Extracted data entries

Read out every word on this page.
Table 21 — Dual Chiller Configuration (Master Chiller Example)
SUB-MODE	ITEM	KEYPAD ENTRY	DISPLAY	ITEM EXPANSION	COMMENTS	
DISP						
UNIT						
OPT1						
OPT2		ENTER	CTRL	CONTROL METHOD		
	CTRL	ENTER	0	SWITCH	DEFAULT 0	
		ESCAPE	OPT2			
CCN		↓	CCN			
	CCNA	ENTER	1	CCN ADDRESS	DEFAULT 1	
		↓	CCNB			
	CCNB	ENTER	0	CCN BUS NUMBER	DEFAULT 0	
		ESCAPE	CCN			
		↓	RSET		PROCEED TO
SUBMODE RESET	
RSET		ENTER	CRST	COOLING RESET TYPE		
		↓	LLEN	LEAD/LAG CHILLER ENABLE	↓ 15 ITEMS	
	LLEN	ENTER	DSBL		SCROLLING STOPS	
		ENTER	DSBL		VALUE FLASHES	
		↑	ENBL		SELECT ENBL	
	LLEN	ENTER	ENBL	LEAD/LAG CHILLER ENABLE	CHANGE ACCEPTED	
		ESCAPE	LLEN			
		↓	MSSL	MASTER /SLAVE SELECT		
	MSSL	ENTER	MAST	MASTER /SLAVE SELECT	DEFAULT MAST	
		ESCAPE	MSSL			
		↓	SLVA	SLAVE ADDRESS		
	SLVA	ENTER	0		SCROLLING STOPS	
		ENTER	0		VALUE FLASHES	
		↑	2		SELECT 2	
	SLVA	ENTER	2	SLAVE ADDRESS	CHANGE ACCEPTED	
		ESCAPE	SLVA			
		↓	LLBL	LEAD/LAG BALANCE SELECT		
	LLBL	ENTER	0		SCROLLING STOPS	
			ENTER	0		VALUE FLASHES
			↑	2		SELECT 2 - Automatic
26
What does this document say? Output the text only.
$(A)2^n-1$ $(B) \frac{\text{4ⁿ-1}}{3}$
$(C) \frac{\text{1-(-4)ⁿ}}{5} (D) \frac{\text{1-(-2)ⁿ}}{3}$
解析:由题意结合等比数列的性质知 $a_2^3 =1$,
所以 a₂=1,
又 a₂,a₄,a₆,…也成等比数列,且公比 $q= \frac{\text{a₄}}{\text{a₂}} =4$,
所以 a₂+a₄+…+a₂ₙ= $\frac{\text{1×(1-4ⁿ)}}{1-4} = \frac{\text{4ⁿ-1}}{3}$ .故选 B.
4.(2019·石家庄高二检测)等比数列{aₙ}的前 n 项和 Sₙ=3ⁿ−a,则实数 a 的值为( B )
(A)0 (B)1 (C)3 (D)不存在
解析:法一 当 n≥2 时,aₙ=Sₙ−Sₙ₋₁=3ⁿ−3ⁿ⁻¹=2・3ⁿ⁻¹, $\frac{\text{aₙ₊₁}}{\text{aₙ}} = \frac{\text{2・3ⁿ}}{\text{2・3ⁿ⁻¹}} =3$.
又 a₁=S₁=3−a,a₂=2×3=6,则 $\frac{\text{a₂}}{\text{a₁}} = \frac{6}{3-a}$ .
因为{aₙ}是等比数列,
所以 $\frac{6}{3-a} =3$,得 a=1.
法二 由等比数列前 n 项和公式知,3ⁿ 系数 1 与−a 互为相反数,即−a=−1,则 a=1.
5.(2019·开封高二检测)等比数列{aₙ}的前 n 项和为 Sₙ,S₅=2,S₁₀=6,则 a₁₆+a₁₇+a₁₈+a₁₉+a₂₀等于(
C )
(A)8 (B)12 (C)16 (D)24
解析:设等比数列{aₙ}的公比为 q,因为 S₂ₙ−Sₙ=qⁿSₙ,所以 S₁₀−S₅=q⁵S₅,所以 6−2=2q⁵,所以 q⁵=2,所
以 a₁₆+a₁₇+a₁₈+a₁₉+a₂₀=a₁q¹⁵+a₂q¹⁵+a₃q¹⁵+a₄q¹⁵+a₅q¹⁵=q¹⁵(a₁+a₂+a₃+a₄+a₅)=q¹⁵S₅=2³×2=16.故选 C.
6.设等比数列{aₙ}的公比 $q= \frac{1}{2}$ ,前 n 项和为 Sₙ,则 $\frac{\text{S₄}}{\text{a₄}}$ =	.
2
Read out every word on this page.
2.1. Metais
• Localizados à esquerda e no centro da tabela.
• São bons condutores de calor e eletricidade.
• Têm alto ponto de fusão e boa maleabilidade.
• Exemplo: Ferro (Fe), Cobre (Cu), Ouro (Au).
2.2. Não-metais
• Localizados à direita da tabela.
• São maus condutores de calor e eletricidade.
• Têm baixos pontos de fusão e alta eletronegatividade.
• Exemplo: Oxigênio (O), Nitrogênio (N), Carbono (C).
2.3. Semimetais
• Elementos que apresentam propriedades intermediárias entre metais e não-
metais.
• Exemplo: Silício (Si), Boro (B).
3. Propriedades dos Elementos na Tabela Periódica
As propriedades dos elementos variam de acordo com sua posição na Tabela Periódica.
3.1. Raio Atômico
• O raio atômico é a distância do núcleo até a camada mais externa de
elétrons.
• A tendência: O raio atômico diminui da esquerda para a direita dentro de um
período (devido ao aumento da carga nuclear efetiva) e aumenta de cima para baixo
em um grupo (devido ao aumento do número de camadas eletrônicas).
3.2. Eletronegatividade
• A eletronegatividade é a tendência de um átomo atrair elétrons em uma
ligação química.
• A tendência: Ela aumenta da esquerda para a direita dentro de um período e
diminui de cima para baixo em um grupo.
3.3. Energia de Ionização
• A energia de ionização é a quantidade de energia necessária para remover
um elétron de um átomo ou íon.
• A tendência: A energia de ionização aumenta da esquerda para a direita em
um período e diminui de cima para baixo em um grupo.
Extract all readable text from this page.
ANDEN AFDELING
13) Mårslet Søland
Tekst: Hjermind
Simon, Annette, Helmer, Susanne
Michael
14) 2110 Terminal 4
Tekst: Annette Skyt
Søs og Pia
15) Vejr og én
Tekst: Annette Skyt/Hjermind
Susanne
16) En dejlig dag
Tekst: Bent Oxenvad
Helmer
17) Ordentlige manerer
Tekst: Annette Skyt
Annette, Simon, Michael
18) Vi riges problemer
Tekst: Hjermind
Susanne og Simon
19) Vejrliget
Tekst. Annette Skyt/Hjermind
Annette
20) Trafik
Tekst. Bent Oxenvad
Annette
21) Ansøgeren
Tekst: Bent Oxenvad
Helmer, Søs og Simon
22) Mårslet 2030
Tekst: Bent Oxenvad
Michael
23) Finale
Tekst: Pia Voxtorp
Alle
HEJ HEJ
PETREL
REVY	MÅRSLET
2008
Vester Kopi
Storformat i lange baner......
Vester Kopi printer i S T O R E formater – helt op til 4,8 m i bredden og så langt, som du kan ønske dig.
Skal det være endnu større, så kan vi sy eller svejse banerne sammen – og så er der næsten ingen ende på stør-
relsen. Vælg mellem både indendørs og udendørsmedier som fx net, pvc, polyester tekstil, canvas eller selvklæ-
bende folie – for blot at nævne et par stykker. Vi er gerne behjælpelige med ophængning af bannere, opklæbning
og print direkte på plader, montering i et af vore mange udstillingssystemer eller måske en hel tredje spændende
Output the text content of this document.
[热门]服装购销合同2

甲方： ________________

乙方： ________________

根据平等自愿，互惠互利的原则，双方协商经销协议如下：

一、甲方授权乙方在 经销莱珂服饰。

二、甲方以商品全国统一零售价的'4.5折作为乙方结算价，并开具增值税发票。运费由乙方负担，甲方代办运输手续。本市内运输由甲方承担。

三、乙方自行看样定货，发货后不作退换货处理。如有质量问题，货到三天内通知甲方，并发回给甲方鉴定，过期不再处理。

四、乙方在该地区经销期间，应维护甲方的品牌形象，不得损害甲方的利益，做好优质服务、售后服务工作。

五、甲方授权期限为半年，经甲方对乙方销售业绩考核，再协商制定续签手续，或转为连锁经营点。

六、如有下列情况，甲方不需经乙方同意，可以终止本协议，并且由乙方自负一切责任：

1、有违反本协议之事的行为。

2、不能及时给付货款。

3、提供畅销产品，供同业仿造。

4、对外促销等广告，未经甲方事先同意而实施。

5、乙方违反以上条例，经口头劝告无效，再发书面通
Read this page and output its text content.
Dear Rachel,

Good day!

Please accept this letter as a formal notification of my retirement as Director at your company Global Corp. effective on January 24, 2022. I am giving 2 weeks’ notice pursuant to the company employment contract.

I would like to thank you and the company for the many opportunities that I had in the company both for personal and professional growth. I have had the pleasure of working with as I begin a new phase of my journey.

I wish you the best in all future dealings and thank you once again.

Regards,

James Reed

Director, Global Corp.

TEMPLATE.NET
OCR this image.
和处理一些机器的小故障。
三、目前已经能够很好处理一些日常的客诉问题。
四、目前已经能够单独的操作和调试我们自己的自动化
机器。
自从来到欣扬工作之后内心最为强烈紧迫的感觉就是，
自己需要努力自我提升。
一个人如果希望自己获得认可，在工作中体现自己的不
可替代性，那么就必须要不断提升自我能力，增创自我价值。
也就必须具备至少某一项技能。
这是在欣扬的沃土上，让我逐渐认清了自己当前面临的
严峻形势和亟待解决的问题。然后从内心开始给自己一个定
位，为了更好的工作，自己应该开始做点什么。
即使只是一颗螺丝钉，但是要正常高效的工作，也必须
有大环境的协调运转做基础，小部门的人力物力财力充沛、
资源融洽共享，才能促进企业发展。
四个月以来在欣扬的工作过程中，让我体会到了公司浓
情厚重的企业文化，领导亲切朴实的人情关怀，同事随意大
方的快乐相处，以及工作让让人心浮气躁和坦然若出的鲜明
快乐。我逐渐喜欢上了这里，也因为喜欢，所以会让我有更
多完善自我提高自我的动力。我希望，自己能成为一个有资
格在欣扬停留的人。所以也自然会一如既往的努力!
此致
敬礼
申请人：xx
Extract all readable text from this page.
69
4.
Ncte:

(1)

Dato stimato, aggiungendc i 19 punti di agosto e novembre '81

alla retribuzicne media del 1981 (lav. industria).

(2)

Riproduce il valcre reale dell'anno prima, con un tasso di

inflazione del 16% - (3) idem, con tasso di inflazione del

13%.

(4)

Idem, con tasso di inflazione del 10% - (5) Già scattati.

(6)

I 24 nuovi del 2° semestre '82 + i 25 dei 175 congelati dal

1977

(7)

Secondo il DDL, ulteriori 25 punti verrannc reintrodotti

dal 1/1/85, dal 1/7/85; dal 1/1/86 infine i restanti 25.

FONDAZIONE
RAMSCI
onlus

**Job**:
Copy out every line of the data that includes "eller".

**Result for this exercise**:
Skal det være endnu større, så kan vi sy eller svejse banerne sammen – og så er der næsten ingen ende på stør-
relsen. Vælg mellem både indendørs og udendørsmedier som fx net, pvc, polyester tekstil, canvas eller selvklæ-
og print direkte på plader, montering i et af vore mange udstillingssystemer eller måske en hel tredje spændende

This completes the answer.